Goal: For the material that follows, list every line containing the word "恋愛相談".

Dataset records
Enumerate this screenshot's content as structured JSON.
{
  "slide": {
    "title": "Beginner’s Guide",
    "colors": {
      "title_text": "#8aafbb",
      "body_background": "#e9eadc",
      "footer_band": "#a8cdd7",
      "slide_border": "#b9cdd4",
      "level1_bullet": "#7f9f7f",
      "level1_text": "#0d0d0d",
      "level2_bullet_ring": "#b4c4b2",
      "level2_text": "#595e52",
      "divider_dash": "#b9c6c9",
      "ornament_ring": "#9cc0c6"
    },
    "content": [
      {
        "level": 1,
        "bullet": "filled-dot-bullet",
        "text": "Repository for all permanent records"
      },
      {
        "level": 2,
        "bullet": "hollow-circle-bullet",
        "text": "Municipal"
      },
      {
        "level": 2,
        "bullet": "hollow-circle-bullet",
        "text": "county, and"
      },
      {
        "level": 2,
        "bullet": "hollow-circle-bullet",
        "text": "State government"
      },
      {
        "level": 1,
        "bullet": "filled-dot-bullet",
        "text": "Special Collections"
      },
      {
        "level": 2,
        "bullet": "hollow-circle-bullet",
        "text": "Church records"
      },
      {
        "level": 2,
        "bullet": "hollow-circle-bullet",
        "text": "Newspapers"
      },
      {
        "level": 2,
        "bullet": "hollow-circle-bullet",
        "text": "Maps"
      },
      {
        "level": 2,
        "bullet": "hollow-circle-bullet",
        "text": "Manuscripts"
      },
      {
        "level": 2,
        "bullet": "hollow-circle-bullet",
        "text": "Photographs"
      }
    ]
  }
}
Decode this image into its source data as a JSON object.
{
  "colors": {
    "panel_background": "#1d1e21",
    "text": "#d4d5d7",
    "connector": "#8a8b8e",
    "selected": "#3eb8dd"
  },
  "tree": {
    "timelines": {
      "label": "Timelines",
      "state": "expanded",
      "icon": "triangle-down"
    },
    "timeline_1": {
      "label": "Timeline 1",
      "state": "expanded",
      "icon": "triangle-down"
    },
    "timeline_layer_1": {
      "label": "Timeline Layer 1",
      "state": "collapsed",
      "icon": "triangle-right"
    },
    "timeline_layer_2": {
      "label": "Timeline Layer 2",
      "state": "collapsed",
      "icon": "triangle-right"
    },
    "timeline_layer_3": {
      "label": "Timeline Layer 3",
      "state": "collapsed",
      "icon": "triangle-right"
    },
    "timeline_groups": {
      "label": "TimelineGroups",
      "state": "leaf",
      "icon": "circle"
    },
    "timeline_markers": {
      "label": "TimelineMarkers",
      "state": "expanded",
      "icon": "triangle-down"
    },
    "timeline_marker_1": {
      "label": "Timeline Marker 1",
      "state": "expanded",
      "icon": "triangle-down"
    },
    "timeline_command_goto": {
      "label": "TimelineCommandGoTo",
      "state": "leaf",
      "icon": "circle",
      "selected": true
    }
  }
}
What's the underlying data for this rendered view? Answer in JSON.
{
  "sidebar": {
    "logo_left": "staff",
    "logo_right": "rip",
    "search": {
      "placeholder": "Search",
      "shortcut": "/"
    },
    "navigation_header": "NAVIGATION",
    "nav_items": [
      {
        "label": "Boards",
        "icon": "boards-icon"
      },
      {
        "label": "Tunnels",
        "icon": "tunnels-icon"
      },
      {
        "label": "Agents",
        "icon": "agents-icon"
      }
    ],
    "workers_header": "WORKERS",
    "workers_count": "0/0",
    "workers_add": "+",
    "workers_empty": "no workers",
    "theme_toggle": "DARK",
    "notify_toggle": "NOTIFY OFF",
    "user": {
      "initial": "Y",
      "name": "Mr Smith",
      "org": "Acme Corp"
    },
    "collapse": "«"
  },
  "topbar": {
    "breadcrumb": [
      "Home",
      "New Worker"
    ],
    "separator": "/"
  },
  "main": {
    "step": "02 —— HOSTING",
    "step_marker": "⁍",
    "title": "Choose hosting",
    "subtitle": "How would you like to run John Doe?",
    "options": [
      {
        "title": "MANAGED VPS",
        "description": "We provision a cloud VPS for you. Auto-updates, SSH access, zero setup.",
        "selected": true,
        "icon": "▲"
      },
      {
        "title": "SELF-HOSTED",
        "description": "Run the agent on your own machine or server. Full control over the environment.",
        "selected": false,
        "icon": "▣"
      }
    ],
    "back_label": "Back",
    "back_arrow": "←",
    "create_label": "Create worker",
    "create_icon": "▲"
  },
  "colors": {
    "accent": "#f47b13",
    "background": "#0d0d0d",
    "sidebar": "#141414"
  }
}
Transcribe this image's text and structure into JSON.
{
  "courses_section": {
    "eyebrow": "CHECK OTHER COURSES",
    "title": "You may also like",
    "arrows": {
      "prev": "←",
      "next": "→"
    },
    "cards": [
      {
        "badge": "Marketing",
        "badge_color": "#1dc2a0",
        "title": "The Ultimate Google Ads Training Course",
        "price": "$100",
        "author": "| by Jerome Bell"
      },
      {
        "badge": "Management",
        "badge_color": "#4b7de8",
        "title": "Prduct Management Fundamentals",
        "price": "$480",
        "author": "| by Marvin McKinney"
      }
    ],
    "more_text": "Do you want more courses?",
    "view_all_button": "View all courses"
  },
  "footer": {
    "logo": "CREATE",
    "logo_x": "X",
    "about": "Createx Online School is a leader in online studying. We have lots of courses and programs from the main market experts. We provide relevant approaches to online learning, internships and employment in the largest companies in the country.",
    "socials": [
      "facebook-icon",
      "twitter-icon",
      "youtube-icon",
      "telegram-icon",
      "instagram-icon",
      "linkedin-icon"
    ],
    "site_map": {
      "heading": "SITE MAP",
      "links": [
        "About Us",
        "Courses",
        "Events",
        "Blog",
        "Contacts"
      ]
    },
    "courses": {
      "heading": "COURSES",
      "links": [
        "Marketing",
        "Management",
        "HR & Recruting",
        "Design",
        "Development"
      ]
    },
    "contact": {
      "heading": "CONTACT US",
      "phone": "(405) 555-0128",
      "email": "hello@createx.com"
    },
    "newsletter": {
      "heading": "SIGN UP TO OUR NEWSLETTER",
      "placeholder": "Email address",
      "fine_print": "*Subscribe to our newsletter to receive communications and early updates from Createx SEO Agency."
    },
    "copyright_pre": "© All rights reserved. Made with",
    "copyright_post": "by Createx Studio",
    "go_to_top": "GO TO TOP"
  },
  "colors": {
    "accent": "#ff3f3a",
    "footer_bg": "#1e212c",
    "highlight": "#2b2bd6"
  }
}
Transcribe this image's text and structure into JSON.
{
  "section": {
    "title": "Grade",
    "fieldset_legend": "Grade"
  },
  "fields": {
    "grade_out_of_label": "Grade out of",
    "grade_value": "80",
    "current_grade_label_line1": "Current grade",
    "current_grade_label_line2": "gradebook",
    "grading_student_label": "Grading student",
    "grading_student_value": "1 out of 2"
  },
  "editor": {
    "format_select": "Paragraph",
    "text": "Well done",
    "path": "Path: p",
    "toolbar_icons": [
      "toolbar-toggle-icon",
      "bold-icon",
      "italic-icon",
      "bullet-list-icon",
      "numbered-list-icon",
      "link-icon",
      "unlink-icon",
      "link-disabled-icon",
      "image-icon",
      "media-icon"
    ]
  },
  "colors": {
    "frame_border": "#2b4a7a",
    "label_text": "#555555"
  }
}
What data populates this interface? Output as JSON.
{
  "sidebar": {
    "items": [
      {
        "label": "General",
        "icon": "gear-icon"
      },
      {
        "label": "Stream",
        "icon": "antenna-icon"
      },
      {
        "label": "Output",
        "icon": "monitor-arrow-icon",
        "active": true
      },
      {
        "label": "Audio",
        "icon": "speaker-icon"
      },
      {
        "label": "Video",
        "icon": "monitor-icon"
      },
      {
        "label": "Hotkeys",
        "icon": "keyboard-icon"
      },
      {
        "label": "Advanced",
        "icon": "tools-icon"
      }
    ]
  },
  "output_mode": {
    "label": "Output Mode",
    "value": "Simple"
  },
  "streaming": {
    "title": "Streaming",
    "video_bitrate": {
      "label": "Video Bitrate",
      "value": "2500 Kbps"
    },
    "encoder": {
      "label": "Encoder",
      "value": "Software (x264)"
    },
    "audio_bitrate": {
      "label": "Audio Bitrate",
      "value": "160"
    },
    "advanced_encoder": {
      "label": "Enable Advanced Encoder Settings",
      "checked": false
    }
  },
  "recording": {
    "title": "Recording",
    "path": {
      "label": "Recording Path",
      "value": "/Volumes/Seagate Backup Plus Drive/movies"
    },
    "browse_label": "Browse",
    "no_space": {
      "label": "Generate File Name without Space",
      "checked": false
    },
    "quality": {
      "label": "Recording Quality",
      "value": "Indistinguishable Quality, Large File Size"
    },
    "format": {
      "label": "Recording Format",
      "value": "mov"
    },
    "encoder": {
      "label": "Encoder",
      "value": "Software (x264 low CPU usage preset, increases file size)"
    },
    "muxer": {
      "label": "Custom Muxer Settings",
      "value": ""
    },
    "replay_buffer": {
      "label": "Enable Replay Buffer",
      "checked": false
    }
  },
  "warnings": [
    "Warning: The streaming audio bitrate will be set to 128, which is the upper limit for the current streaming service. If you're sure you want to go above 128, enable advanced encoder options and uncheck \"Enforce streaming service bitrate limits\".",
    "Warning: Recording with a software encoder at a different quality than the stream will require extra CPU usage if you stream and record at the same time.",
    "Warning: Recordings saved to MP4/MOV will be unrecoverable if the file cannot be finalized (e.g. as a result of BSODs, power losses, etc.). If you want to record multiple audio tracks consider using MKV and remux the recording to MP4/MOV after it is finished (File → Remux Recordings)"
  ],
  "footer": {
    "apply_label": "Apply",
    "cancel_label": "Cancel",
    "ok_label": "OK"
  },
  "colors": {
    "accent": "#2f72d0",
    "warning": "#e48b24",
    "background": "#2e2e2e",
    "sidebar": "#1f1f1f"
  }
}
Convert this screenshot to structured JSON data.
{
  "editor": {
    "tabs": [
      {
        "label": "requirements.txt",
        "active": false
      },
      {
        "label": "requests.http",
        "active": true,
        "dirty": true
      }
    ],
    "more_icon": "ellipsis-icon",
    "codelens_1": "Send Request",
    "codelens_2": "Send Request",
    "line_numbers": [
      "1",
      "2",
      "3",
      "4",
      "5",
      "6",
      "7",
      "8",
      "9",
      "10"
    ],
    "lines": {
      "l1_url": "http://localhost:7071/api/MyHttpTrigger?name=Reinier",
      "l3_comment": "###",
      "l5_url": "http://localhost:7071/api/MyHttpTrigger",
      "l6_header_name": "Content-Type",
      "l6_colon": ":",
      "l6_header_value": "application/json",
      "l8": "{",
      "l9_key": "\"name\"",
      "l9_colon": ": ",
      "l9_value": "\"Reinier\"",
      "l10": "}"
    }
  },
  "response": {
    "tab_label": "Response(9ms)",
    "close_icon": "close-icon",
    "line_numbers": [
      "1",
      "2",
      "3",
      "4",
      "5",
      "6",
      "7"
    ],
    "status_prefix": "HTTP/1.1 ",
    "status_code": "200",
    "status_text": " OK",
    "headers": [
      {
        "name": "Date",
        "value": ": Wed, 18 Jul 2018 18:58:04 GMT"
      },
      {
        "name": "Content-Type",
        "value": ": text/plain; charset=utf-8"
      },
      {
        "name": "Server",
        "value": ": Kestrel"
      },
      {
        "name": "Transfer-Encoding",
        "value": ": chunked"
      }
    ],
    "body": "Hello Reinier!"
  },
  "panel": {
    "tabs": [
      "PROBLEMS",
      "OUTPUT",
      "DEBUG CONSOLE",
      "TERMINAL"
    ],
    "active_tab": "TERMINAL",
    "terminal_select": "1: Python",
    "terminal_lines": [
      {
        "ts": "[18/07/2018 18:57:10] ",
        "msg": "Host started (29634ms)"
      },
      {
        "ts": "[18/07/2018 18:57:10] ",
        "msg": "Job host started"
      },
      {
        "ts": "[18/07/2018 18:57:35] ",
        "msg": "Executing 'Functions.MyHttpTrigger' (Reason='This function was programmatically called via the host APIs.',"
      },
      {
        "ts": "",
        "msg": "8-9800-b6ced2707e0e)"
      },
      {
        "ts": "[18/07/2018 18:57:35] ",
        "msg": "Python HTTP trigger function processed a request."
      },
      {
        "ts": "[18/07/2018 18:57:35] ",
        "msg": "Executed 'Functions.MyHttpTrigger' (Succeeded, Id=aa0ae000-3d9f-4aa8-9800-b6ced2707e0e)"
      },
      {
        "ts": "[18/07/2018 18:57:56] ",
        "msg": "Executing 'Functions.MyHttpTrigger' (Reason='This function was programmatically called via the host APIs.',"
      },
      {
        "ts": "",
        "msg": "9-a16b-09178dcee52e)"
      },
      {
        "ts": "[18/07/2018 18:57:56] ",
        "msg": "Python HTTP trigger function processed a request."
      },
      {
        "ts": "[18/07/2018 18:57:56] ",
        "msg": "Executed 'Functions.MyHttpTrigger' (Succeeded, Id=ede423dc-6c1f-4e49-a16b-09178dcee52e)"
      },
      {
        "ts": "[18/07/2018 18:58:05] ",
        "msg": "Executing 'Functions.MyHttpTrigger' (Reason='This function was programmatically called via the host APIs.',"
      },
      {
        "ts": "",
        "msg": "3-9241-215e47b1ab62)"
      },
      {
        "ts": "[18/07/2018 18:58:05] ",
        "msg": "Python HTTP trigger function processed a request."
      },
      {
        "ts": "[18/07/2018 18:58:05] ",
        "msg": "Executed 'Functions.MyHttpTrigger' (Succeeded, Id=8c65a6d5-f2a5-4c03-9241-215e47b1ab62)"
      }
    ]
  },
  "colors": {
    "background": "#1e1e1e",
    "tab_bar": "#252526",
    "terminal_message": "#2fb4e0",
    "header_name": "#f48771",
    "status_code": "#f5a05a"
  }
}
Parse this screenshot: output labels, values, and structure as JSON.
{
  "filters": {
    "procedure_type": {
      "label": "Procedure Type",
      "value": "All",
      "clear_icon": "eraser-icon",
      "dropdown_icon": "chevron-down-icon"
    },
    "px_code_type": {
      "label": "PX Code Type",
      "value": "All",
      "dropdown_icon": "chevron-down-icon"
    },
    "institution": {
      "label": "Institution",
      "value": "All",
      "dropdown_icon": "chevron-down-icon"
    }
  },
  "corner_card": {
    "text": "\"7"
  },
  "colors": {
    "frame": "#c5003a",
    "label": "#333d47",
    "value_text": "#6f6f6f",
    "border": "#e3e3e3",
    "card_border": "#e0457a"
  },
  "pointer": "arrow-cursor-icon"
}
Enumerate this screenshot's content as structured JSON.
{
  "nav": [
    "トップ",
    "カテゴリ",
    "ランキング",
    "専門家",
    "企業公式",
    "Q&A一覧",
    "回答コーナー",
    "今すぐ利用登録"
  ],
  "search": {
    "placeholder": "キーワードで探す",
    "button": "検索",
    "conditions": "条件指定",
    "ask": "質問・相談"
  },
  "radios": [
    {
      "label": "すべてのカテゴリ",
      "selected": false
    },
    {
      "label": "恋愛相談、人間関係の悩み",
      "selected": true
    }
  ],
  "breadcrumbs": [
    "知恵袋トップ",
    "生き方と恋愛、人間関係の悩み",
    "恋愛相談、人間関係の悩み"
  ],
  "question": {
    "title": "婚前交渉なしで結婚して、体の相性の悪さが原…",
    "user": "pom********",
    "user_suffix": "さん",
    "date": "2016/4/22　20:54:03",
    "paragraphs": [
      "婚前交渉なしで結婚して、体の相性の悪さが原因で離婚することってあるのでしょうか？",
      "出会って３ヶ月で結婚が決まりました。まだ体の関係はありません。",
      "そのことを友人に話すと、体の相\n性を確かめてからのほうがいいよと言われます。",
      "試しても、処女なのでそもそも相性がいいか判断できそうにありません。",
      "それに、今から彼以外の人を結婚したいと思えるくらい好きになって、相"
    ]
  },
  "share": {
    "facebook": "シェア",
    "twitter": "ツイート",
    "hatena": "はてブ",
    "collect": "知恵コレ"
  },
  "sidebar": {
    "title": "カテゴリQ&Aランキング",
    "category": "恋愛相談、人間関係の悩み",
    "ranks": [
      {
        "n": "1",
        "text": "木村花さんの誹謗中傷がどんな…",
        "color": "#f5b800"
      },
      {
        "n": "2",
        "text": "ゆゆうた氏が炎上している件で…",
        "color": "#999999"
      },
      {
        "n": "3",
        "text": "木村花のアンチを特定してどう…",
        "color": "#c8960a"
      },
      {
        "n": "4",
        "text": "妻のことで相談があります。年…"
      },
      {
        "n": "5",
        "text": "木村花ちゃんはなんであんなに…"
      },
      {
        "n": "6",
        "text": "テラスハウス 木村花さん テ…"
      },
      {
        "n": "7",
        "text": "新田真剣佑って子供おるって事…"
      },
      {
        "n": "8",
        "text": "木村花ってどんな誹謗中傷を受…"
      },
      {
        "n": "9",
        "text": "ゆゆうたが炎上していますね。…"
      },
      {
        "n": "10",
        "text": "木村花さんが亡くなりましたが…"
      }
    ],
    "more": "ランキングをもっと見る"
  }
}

Finished task:
      "label": "恋愛相談、人間関係の悩み",
    "恋愛相談、人間関係の悩み"
    "category": "恋愛相談、人間関係の悩み",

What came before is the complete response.